Every record should be written out exactly, with the pictures left out.

(Recorded data)
* start *

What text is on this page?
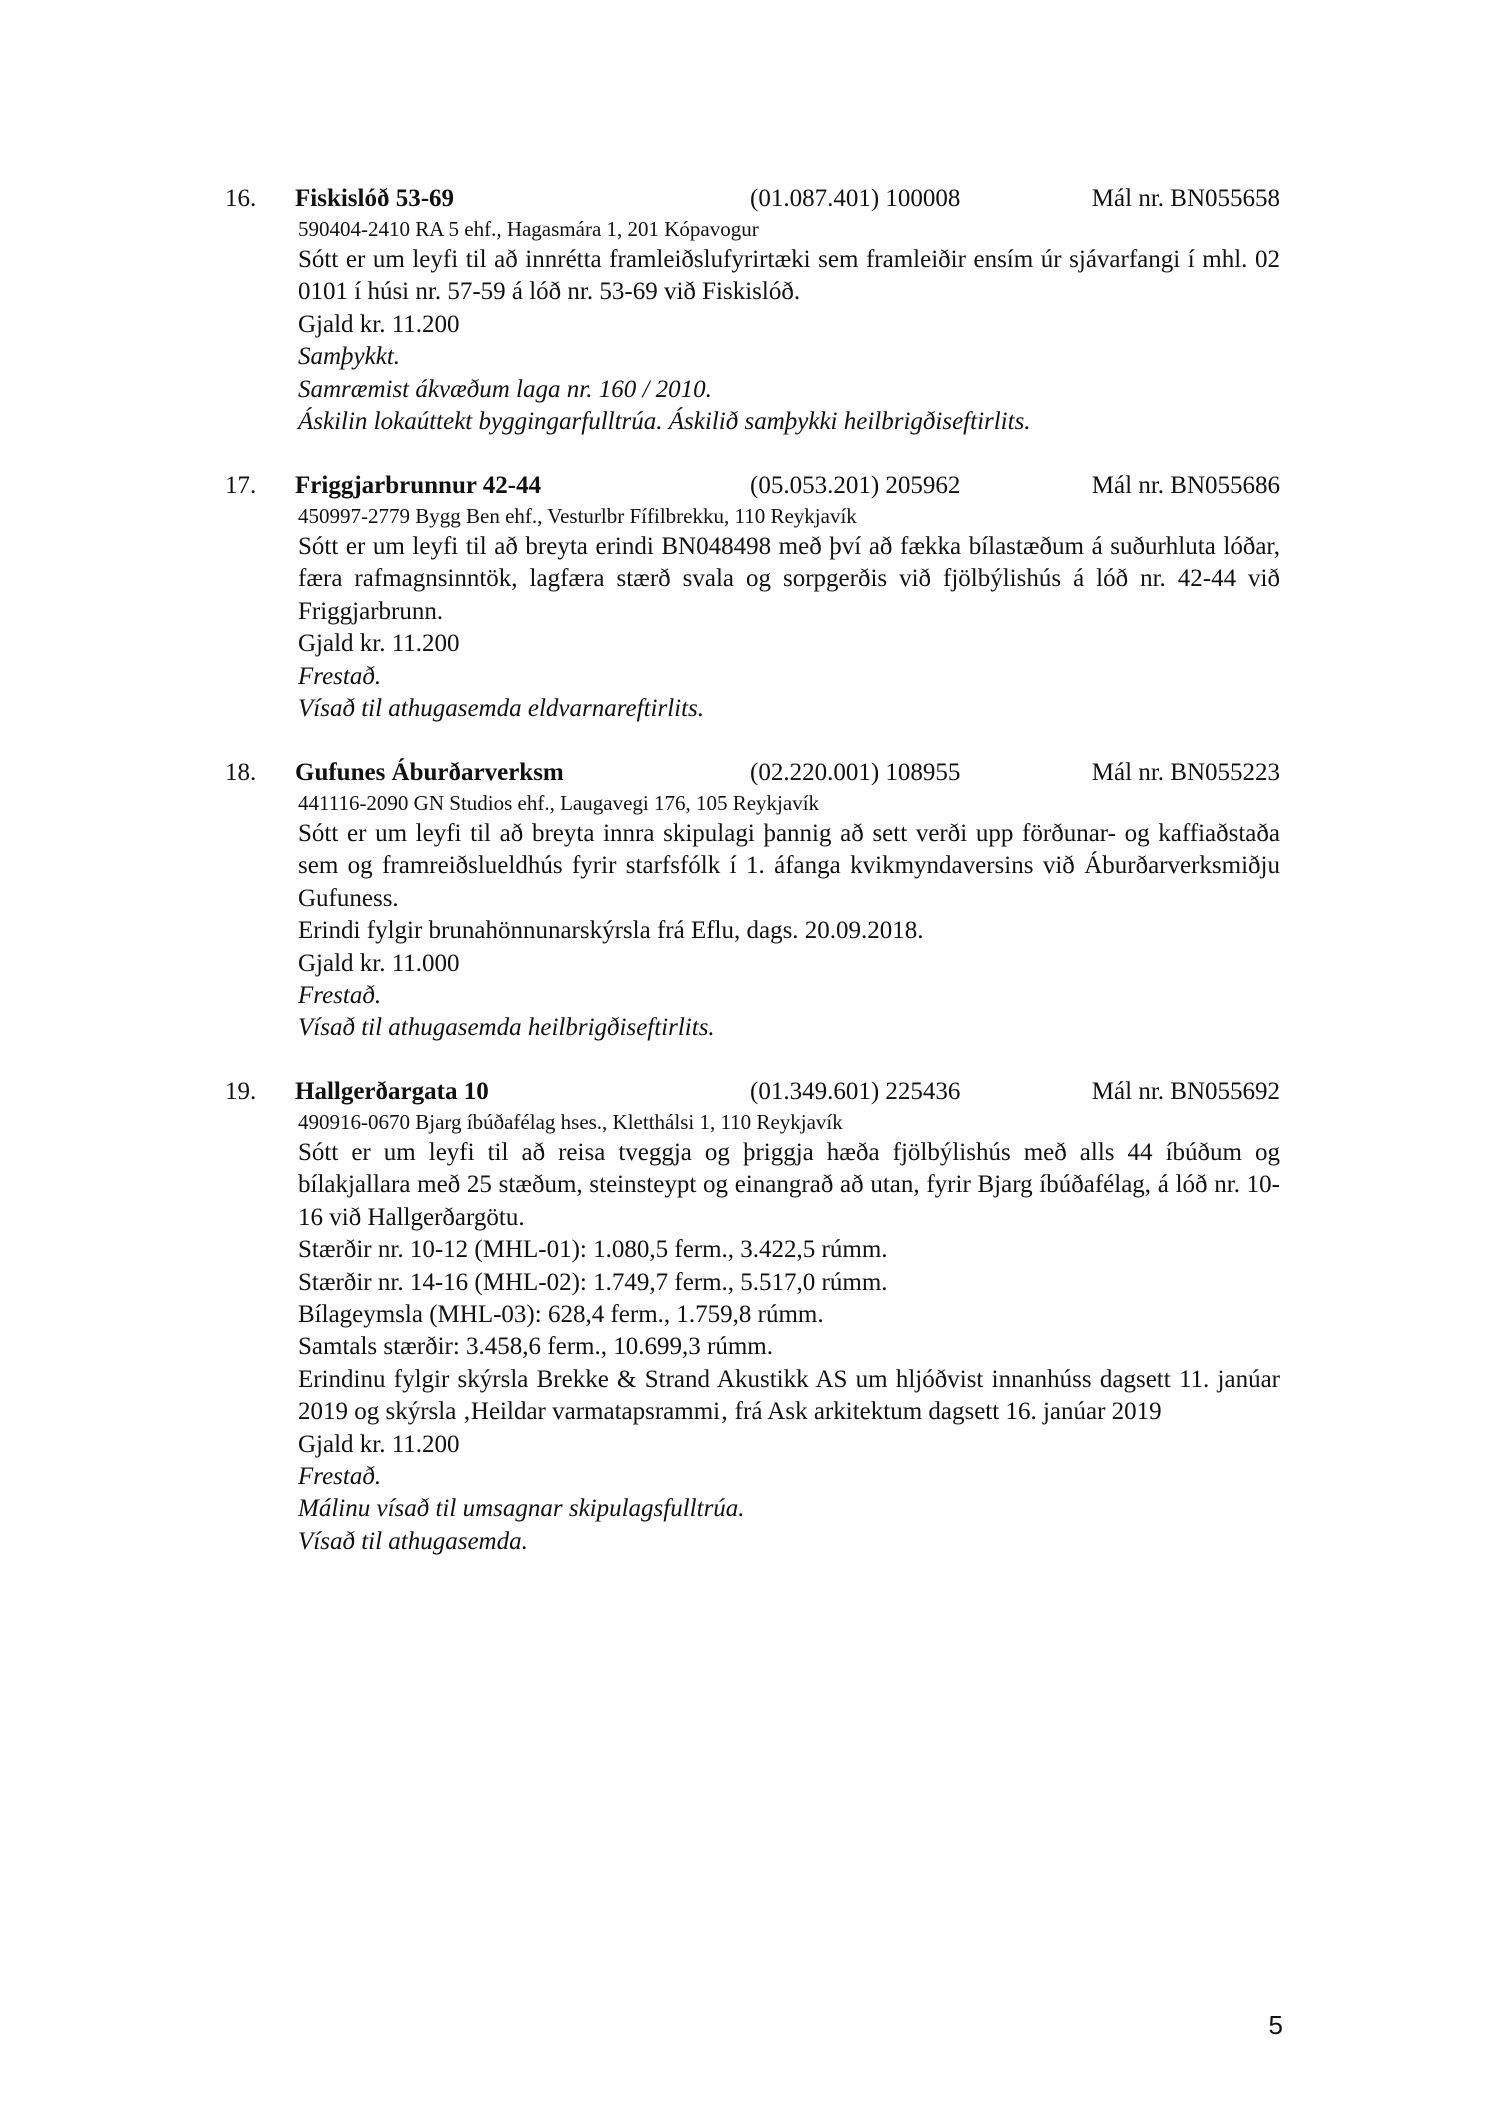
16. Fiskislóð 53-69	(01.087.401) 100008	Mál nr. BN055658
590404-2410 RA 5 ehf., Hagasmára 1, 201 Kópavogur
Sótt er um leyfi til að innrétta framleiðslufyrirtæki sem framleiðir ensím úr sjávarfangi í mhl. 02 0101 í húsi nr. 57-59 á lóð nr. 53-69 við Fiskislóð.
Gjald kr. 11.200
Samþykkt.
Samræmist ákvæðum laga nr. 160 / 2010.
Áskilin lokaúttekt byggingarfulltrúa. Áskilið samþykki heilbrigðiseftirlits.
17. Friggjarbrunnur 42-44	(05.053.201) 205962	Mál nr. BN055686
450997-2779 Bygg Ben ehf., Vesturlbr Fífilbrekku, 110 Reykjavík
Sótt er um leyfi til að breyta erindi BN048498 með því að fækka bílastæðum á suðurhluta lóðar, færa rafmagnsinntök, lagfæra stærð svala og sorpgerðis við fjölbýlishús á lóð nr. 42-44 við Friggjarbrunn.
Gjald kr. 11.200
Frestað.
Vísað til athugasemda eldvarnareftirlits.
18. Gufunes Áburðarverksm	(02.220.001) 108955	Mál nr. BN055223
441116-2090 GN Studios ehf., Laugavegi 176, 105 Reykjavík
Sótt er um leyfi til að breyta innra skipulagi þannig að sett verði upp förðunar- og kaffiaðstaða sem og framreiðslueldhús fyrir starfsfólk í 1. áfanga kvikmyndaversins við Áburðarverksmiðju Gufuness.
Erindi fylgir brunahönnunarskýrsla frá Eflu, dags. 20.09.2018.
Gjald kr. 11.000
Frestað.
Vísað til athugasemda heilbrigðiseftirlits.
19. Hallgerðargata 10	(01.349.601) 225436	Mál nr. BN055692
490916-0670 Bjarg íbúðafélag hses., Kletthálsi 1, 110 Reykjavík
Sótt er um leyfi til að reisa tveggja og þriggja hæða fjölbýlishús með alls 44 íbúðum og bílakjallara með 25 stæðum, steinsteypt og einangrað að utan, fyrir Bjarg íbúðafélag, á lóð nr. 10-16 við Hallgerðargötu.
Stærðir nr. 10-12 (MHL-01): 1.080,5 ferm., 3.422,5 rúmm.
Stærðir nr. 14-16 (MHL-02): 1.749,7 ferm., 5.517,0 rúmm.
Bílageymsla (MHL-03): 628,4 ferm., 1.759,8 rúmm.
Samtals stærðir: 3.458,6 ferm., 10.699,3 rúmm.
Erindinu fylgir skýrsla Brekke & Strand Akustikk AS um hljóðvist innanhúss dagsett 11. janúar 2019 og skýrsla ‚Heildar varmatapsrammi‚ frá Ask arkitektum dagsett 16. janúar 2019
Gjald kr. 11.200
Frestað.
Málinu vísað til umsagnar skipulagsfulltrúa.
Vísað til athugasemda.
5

* end *

FINAL ANSWER:
What text is on this page?
16. Fiskislóð 53-69	(01.087.401) 100008	Mál nr. BN055658
590404-2410 RA 5 ehf., Hagasmára 1, 201 Kópavogur
Sótt er um leyfi til að innrétta framleiðslufyrirtæki sem framleiðir ensím úr sjávarfangi í mhl. 02 0101 í húsi nr. 57-59 á lóð nr. 53-69 við Fiskislóð.
Gjald kr. 11.200
Samþykkt.
Samræmist ákvæðum laga nr. 160 / 2010.
Áskilin lokaúttekt byggingarfulltrúa. Áskilið samþykki heilbrigðiseftirlits.
17. Friggjarbrunnur 42-44	(05.053.201) 205962	Mál nr. BN055686
450997-2779 Bygg Ben ehf., Vesturlbr Fífilbrekku, 110 Reykjavík
Sótt er um leyfi til að breyta erindi BN048498 með því að fækka bílastæðum á suðurhluta lóðar, færa rafmagnsinntök, lagfæra stærð svala og sorpgerðis við fjölbýlishús á lóð nr. 42-44 við Friggjarbrunn.
Gjald kr. 11.200
Frestað.
Vísað til athugasemda eldvarnareftirlits.
18. Gufunes Áburðarverksm	(02.220.001) 108955	Mál nr. BN055223
441116-2090 GN Studios ehf., Laugavegi 176, 105 Reykjavík
Sótt er um leyfi til að breyta innra skipulagi þannig að sett verði upp förðunar- og kaffiaðstaða sem og framreiðslueldhús fyrir starfsfólk í 1. áfanga kvikmyndaversins við Áburðarverksmiðju Gufuness.
Erindi fylgir brunahönnunarskýrsla frá Eflu, dags. 20.09.2018.
Gjald kr. 11.000
Frestað.
Vísað til athugasemda heilbrigðiseftirlits.
19. Hallgerðargata 10	(01.349.601) 225436	Mál nr. BN055692
490916-0670 Bjarg íbúðafélag hses., Kletthálsi 1, 110 Reykjavík
Sótt er um leyfi til að reisa tveggja og þriggja hæða fjölbýlishús með alls 44 íbúðum og bílakjallara með 25 stæðum, steinsteypt og einangrað að utan, fyrir Bjarg íbúðafélag, á lóð nr. 10-16 við Hallgerðargötu.
Stærðir nr. 10-12 (MHL-01): 1.080,5 ferm., 3.422,5 rúmm.
Stærðir nr. 14-16 (MHL-02): 1.749,7 ferm., 5.517,0 rúmm.
Bílageymsla (MHL-03): 628,4 ferm., 1.759,8 rúmm.
Samtals stærðir: 3.458,6 ferm., 10.699,3 rúmm.
Erindinu fylgir skýrsla Brekke & Strand Akustikk AS um hljóðvist innanhúss dagsett 11. janúar 2019 og skýrsla ‚Heildar varmatapsrammi‚ frá Ask arkitektum dagsett 16. janúar 2019
Gjald kr. 11.200
Frestað.
Málinu vísað til umsagnar skipulagsfulltrúa.
Vísað til athugasemda.
5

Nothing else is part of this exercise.